▸ **What is expected**
Filter these entries so that only lines with the word "this" remain.

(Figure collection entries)
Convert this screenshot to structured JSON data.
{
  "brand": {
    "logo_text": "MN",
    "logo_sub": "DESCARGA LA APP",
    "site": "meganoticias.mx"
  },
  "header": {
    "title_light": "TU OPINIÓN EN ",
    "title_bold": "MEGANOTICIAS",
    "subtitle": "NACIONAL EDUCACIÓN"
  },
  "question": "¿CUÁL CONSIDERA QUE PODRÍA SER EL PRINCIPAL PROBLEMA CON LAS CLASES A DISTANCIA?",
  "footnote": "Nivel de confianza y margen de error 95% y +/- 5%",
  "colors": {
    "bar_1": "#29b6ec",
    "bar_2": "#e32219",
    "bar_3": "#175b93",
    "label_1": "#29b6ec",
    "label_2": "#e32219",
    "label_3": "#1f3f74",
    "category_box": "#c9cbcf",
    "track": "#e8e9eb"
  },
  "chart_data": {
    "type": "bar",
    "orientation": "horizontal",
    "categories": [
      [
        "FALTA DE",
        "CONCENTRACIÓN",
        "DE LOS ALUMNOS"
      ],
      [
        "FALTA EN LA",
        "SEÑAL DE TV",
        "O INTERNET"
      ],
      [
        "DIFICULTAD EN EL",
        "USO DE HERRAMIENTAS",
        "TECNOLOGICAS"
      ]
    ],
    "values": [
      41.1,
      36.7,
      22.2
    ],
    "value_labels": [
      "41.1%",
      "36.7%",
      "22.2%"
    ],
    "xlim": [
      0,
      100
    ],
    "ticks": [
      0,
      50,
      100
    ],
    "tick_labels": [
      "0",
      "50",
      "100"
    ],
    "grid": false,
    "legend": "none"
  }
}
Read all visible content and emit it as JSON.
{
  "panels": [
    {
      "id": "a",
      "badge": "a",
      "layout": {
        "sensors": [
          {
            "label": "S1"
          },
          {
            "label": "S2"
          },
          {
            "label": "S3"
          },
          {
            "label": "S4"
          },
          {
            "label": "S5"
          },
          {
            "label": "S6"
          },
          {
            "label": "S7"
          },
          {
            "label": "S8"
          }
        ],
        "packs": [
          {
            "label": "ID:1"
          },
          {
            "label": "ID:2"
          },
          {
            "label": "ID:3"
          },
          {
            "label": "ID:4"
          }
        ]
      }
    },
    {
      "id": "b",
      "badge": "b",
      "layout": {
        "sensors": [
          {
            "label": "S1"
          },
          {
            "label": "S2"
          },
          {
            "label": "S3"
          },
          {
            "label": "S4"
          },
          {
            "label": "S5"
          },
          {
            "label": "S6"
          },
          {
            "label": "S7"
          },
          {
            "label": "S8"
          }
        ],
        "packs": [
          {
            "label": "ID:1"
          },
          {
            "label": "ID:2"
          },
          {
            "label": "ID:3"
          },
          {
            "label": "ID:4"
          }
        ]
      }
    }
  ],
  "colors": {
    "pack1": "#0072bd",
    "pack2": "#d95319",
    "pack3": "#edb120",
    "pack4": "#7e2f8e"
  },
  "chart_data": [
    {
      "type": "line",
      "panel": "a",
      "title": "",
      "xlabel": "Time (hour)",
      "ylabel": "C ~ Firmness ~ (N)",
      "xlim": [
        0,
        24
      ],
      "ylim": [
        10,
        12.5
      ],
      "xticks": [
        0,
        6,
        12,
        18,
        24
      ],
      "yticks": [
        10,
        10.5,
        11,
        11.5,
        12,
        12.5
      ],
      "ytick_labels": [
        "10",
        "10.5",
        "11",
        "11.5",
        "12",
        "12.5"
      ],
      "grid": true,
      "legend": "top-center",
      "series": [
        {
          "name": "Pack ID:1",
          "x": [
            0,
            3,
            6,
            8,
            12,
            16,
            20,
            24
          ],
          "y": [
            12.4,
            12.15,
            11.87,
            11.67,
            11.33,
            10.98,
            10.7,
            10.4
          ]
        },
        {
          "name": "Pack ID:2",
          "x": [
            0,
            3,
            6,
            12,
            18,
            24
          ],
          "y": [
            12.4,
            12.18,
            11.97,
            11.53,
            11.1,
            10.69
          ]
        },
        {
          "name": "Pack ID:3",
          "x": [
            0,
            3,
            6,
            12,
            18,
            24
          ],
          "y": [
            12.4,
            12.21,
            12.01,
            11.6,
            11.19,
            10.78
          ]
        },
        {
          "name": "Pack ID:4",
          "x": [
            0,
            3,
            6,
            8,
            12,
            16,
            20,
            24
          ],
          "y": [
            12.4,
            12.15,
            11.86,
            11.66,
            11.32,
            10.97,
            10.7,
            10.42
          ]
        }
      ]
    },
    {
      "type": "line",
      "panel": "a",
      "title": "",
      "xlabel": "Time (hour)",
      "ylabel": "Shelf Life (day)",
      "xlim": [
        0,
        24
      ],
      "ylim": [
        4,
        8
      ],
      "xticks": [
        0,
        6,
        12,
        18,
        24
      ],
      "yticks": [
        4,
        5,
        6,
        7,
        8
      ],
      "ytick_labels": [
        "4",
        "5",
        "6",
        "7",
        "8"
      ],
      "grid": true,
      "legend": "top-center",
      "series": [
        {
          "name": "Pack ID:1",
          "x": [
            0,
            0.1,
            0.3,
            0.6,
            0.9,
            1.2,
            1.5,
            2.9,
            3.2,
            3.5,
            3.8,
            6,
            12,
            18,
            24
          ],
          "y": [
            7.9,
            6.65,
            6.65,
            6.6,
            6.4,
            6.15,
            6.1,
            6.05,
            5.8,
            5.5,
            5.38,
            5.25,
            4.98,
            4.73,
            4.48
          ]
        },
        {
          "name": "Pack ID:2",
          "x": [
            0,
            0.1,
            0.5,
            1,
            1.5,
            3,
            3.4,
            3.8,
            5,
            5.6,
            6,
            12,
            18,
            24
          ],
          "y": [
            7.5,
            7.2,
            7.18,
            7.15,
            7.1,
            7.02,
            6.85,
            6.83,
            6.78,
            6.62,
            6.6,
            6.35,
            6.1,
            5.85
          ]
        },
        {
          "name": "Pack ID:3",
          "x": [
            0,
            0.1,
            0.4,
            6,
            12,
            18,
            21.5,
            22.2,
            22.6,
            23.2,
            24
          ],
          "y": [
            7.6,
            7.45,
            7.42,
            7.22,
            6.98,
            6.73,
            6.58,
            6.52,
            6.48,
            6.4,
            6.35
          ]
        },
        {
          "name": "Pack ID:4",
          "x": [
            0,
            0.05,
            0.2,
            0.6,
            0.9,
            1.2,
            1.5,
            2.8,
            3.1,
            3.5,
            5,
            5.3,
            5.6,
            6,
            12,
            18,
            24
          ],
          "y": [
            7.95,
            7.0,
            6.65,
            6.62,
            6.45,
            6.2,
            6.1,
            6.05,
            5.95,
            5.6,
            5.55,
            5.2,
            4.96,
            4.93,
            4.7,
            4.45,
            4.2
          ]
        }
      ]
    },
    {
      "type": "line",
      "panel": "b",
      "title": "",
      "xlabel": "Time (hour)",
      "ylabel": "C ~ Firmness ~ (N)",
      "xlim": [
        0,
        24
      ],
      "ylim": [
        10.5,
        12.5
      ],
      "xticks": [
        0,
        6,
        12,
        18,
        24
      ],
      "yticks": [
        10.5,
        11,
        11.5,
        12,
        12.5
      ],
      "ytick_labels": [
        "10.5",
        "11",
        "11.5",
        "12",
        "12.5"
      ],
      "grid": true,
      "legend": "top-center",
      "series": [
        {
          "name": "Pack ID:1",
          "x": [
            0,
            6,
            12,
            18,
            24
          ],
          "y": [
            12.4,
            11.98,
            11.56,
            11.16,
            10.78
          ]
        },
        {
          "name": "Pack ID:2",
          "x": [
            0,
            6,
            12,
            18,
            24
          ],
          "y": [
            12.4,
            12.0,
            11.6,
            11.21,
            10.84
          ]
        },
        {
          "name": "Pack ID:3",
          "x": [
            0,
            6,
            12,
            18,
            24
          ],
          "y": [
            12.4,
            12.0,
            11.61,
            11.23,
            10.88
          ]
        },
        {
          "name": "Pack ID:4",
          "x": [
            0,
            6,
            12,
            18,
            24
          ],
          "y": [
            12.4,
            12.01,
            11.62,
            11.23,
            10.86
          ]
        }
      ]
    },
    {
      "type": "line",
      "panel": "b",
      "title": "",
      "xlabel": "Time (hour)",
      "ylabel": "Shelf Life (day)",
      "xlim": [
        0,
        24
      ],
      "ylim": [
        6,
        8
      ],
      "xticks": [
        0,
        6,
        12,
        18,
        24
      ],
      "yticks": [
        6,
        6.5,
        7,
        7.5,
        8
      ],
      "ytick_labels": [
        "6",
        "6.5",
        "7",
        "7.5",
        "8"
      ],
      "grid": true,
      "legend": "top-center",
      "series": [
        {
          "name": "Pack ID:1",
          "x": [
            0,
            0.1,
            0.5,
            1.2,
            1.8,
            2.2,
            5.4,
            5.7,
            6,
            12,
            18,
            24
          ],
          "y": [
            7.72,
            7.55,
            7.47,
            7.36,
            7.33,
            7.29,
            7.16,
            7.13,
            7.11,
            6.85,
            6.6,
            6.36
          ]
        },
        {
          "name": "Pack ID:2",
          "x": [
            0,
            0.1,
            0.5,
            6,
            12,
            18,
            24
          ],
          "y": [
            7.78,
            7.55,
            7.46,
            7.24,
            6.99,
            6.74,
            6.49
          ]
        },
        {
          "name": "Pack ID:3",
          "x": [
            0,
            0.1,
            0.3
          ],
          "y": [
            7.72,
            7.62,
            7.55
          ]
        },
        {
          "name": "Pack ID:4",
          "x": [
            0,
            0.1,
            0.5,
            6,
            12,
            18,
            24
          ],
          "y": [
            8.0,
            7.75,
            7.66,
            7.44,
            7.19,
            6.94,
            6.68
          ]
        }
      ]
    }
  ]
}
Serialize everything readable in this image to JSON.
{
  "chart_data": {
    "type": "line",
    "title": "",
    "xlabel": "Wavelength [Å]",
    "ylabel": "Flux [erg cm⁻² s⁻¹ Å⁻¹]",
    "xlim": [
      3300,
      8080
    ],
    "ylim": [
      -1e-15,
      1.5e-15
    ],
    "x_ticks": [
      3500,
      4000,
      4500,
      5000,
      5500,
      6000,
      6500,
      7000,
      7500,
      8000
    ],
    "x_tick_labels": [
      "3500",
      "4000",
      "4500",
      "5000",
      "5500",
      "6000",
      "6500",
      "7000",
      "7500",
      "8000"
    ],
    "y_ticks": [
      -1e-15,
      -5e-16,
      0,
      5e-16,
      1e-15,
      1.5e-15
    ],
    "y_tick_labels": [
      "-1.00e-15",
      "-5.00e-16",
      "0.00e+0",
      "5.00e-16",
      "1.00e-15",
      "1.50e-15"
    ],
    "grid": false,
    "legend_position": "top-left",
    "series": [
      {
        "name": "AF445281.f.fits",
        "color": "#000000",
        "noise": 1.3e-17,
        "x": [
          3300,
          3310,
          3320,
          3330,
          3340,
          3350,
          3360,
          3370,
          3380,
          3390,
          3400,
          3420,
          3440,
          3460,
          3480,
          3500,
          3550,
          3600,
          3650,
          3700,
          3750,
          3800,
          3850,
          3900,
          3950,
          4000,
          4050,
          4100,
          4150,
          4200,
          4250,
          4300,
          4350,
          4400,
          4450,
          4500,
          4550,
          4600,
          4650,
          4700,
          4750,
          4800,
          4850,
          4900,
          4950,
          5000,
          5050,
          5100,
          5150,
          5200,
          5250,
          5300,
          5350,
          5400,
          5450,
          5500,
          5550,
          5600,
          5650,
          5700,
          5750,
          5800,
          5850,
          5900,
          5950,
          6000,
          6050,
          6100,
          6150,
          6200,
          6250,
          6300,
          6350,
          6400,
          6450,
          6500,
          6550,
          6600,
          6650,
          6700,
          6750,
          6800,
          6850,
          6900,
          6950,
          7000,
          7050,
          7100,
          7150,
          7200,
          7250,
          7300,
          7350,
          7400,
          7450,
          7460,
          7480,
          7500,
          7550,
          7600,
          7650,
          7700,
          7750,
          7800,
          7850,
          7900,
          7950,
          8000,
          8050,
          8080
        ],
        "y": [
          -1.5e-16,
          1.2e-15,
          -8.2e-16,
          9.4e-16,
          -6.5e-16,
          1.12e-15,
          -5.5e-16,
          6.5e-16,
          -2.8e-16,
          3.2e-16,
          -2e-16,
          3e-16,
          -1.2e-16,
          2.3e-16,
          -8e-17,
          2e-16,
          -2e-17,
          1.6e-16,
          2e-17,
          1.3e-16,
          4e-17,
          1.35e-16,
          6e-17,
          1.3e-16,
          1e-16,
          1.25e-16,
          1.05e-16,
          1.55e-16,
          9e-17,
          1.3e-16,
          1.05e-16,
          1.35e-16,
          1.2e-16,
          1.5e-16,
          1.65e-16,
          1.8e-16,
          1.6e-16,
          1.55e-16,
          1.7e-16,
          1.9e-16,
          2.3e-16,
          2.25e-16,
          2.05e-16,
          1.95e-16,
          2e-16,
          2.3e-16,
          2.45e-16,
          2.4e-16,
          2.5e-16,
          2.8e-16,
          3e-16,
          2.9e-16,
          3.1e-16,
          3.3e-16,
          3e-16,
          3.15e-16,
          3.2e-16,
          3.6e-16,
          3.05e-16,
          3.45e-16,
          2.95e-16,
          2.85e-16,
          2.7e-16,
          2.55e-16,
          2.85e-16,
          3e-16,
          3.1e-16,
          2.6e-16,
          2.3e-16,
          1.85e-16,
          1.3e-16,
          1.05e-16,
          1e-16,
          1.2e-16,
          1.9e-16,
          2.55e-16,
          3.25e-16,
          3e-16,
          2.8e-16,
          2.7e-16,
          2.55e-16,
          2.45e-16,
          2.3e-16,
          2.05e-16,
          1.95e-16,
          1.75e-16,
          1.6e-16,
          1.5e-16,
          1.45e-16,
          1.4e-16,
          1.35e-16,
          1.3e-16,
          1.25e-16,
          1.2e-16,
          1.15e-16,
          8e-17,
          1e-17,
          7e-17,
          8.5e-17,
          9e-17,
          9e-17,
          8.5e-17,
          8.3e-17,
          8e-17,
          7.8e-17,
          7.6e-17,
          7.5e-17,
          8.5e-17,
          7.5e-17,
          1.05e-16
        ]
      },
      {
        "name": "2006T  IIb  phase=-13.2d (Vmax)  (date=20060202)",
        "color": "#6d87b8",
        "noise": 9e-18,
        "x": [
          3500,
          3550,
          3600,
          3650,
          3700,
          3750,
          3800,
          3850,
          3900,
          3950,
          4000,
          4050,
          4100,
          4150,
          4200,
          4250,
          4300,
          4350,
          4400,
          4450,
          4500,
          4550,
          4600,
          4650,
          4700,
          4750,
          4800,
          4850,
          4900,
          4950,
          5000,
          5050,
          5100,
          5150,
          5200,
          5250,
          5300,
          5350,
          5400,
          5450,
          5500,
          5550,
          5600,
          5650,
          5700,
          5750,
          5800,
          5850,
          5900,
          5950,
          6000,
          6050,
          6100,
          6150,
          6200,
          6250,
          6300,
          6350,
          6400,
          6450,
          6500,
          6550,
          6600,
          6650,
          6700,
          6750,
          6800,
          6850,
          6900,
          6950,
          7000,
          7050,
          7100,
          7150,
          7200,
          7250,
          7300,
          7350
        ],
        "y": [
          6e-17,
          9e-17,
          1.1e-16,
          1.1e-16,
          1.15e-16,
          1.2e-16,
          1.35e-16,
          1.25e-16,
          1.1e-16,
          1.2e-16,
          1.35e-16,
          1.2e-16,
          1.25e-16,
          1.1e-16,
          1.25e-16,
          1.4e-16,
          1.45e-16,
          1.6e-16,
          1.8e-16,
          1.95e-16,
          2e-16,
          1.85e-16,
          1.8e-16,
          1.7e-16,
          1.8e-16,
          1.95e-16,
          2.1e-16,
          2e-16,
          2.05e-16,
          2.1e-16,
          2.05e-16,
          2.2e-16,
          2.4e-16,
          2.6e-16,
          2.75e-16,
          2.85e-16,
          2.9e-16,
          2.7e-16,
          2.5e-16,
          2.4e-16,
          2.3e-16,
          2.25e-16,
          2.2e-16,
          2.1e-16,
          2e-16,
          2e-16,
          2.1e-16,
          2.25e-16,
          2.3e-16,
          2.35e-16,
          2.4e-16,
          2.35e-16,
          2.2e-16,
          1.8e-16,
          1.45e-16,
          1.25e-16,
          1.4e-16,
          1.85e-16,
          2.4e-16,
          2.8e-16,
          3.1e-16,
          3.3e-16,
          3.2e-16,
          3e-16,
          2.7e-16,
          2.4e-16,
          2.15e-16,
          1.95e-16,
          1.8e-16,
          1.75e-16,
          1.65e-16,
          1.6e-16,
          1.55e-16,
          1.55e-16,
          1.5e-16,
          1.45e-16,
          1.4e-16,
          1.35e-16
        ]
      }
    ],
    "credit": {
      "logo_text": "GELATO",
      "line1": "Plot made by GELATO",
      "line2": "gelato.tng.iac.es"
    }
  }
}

▸ **Task output**
Convert this screenshot to structured JSON data.
Serialize everything readable in this image to JSON.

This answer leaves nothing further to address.